## The task
Can you render every line of the material below as a numbered list, leaving out any blank lines?

## Input for this task
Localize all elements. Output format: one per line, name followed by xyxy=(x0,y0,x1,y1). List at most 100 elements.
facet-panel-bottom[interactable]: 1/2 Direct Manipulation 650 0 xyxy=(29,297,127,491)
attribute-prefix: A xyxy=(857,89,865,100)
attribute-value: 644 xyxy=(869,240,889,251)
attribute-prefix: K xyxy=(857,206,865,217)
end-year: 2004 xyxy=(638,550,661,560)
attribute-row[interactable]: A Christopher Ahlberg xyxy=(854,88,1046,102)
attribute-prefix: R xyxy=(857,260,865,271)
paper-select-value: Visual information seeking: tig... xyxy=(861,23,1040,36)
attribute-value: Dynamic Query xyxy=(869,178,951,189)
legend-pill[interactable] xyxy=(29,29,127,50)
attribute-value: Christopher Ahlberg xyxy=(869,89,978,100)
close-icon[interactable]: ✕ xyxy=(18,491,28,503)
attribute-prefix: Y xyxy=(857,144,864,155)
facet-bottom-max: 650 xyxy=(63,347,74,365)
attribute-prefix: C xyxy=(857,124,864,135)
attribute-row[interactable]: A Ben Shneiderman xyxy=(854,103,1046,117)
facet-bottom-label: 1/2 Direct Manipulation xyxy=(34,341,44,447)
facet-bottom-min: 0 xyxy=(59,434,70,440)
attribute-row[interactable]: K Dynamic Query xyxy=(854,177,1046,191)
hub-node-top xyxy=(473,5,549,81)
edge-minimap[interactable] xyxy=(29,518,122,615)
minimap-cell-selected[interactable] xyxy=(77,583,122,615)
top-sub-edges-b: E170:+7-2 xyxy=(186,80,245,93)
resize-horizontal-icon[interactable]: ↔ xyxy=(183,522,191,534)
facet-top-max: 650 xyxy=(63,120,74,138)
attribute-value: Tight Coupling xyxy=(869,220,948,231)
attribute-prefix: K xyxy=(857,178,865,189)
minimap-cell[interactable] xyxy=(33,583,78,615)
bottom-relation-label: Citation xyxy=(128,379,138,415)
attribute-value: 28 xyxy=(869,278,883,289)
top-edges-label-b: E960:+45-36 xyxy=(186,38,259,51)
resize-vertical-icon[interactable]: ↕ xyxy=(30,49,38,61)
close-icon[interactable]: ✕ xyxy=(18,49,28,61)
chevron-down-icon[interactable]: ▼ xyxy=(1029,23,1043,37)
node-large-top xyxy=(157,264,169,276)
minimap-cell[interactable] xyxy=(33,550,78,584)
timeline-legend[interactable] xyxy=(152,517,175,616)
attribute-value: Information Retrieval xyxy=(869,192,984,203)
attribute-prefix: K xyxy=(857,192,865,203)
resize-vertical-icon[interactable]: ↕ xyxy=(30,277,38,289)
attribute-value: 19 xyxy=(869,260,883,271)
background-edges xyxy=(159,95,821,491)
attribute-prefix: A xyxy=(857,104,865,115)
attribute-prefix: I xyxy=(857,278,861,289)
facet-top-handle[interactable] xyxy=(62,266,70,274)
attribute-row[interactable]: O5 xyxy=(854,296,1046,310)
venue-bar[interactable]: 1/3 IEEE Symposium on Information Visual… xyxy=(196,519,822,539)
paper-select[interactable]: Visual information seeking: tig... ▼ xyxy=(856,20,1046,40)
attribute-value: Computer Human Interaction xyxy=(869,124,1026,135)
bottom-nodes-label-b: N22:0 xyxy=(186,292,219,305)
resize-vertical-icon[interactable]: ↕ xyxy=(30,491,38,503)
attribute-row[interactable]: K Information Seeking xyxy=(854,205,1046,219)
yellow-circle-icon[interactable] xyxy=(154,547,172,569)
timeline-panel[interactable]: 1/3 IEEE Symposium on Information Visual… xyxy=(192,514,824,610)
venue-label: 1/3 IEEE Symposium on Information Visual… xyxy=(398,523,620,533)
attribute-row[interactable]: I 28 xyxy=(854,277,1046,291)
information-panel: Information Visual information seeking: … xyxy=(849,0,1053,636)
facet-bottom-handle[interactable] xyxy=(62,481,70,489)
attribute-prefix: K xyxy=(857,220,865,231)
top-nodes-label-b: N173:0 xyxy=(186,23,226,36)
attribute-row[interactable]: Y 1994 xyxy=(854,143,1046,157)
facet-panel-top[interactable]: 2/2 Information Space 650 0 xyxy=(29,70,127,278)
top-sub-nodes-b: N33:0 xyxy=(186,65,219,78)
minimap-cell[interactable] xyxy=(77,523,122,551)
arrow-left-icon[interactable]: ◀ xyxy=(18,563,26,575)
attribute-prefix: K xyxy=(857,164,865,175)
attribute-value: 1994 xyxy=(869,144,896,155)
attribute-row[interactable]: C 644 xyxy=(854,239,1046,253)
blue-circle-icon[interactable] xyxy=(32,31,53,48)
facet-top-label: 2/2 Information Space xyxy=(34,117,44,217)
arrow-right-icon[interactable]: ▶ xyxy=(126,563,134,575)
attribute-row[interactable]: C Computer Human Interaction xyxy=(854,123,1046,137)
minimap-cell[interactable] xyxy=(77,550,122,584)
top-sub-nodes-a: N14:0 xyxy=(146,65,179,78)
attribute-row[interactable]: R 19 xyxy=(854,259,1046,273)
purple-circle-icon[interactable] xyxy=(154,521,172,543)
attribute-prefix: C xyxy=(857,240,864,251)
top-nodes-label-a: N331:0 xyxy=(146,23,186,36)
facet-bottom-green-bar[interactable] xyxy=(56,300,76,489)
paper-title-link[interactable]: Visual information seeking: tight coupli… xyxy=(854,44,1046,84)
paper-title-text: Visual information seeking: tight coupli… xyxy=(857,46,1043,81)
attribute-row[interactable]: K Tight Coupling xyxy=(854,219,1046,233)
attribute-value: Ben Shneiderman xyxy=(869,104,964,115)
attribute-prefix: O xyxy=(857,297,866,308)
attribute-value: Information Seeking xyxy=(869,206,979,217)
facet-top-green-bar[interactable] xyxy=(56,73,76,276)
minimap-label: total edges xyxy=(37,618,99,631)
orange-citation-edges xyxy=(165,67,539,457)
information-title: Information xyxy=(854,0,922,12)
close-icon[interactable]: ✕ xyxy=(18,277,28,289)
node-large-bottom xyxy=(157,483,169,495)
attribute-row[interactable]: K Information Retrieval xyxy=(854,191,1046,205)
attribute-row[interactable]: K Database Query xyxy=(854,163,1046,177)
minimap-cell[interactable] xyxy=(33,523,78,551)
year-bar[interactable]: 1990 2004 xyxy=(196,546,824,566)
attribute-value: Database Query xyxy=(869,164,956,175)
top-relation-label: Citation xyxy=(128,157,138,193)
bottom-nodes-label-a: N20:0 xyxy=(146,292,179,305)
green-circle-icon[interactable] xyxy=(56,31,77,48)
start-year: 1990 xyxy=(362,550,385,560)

## Completed exercise
1. Localize all elements. Output format: one per line, name followed by xyxy=(x0,y0,x1,y1). List at most 100 elements.
2. facet-panel-bottom[interactable]: 1/2 Direct Manipulation 650 0 xyxy=(29,297,127,491)
3. attribute-prefix: A xyxy=(857,89,865,100)
4. attribute-value: 644 xyxy=(869,240,889,251)
5. attribute-prefix: K xyxy=(857,206,865,217)
6. end-year: 2004 xyxy=(638,550,661,560)
7. attribute-row[interactable]: A Christopher Ahlberg xyxy=(854,88,1046,102)
8. attribute-prefix: R xyxy=(857,260,865,271)
9. paper-select-value: Visual information seeking: tig... xyxy=(861,23,1040,36)
10. attribute-value: Dynamic Query xyxy=(869,178,951,189)
11. legend-pill[interactable] xyxy=(29,29,127,50)
12. attribute-value: Christopher Ahlberg xyxy=(869,89,978,100)
13. close-icon[interactable]: ✕ xyxy=(18,491,28,503)
14. attribute-prefix: Y xyxy=(857,144,864,155)
15. facet-bottom-max: 650 xyxy=(63,347,74,365)
16. attribute-prefix: C xyxy=(857,124,864,135)
17. attribute-row[interactable]: A Ben Shneiderman xyxy=(854,103,1046,117)
18. facet-bottom-label: 1/2 Direct Manipulation xyxy=(34,341,44,447)
19. facet-bottom-min: 0 xyxy=(59,434,70,440)
20. attribute-row[interactable]: K Dynamic Query xyxy=(854,177,1046,191)
21. hub-node-top xyxy=(473,5,549,81)
22. edge-minimap[interactable] xyxy=(29,518,122,615)
23. minimap-cell-selected[interactable] xyxy=(77,583,122,615)
24. top-sub-edges-b: E170:+7-2 xyxy=(186,80,245,93)
25. resize-horizontal-icon[interactable]: ↔ xyxy=(183,522,191,534)
26. facet-top-max: 650 xyxy=(63,120,74,138)
27. attribute-value: Tight Coupling xyxy=(869,220,948,231)
28. attribute-prefix: K xyxy=(857,178,865,189)
29. minimap-cell[interactable] xyxy=(33,583,78,615)
30. bottom-relation-label: Citation xyxy=(128,379,138,415)
31. attribute-value: 28 xyxy=(869,278,883,289)
32. top-edges-label-b: E960:+45-36 xyxy=(186,38,259,51)
33. resize-vertical-icon[interactable]: ↕ xyxy=(30,49,38,61)
34. close-icon[interactable]: ✕ xyxy=(18,49,28,61)
35. chevron-down-icon[interactable]: ▼ xyxy=(1029,23,1043,37)
36. node-large-top xyxy=(157,264,169,276)
37. minimap-cell[interactable] xyxy=(33,550,78,584)
38. timeline-legend[interactable] xyxy=(152,517,175,616)
39. attribute-value: Information Retrieval xyxy=(869,192,984,203)
40. attribute-prefix: K xyxy=(857,192,865,203)
41. resize-vertical-icon[interactable]: ↕ xyxy=(30,277,38,289)
42. attribute-value: 19 xyxy=(869,260,883,271)
43. background-edges xyxy=(159,95,821,491)
44. attribute-prefix: A xyxy=(857,104,865,115)
45. attribute-prefix: I xyxy=(857,278,861,289)
46. facet-top-handle[interactable] xyxy=(62,266,70,274)
47. attribute-row[interactable]: O5 xyxy=(854,296,1046,310)
48. venue-bar[interactable]: 1/3 IEEE Symposium on Information Visual… xyxy=(196,519,822,539)
49. paper-select[interactable]: Visual information seeking: tig... ▼ xyxy=(856,20,1046,40)
50. attribute-value: Computer Human Interaction xyxy=(869,124,1026,135)
51. bottom-nodes-label-b: N22:0 xyxy=(186,292,219,305)
52. resize-vertical-icon[interactable]: ↕ xyxy=(30,491,38,503)
53. attribute-row[interactable]: K Information Seeking xyxy=(854,205,1046,219)
54. yellow-circle-icon[interactable] xyxy=(154,547,172,569)
55. timeline-panel[interactable]: 1/3 IEEE Symposium on Information Visual… xyxy=(192,514,824,610)
56. venue-label: 1/3 IEEE Symposium on Information Visual… xyxy=(398,523,620,533)
57. attribute-row[interactable]: I 28 xyxy=(854,277,1046,291)
58. information-panel: Information Visual information seeking: … xyxy=(849,0,1053,636)
59. facet-bottom-handle[interactable] xyxy=(62,481,70,489)
60. attribute-prefix: K xyxy=(857,220,865,231)
61. top-nodes-label-b: N173:0 xyxy=(186,23,226,36)
62. attribute-row[interactable]: Y 1994 xyxy=(854,143,1046,157)
63. facet-panel-top[interactable]: 2/2 Information Space 650 0 xyxy=(29,70,127,278)
64. top-sub-nodes-b: N33:0 xyxy=(186,65,219,78)
65. minimap-cell[interactable] xyxy=(77,523,122,551)
66. arrow-left-icon[interactable]: ◀ xyxy=(18,563,26,575)
67. attribute-prefix: K xyxy=(857,164,865,175)
68. attribute-value: 1994 xyxy=(869,144,896,155)
69. attribute-row[interactable]: C 644 xyxy=(854,239,1046,253)
70. blue-circle-icon[interactable] xyxy=(32,31,53,48)
71. facet-top-label: 2/2 Information Space xyxy=(34,117,44,217)
72. arrow-right-icon[interactable]: ▶ xyxy=(126,563,134,575)
73. attribute-row[interactable]: C Computer Human Interaction xyxy=(854,123,1046,137)
74. minimap-cell[interactable] xyxy=(77,550,122,584)
75. top-sub-nodes-a: N14:0 xyxy=(146,65,179,78)
76. attribute-row[interactable]: R 19 xyxy=(854,259,1046,273)
77. purple-circle-icon[interactable] xyxy=(154,521,172,543)
78. attribute-prefix: C xyxy=(857,240,864,251)
79. top-nodes-label-a: N331:0 xyxy=(146,23,186,36)
80. facet-bottom-green-bar[interactable] xyxy=(56,300,76,489)
81. paper-title-link[interactable]: Visual information seeking: tight coupli… xyxy=(854,44,1046,84)
82. paper-title-text: Visual information seeking: tight coupli… xyxy=(857,46,1043,81)
83. attribute-row[interactable]: K Tight Coupling xyxy=(854,219,1046,233)
84. attribute-value: Ben Shneiderman xyxy=(869,104,964,115)
85. attribute-prefix: O xyxy=(857,297,866,308)
86. attribute-value: Information Seeking xyxy=(869,206,979,217)
87. facet-top-green-bar[interactable] xyxy=(56,73,76,276)
88. minimap-label: total edges xyxy=(37,618,99,631)
89. orange-citation-edges xyxy=(165,67,539,457)
90. information-title: Information xyxy=(854,0,922,12)
91. close-icon[interactable]: ✕ xyxy=(18,277,28,289)
92. node-large-bottom xyxy=(157,483,169,495)
93. attribute-row[interactable]: K Information Retrieval xyxy=(854,191,1046,205)
94. attribute-row[interactable]: K Database Query xyxy=(854,163,1046,177)
95. minimap-cell[interactable] xyxy=(33,523,78,551)
96. year-bar[interactable]: 1990 2004 xyxy=(196,546,824,566)
97. attribute-value: Database Query xyxy=(869,164,956,175)
98. top-relation-label: Citation xyxy=(128,157,138,193)
99. bottom-nodes-label-a: N20:0 xyxy=(146,292,179,305)
100. green-circle-icon[interactable] xyxy=(56,31,77,48)
101. start-year: 1990 xyxy=(362,550,385,560)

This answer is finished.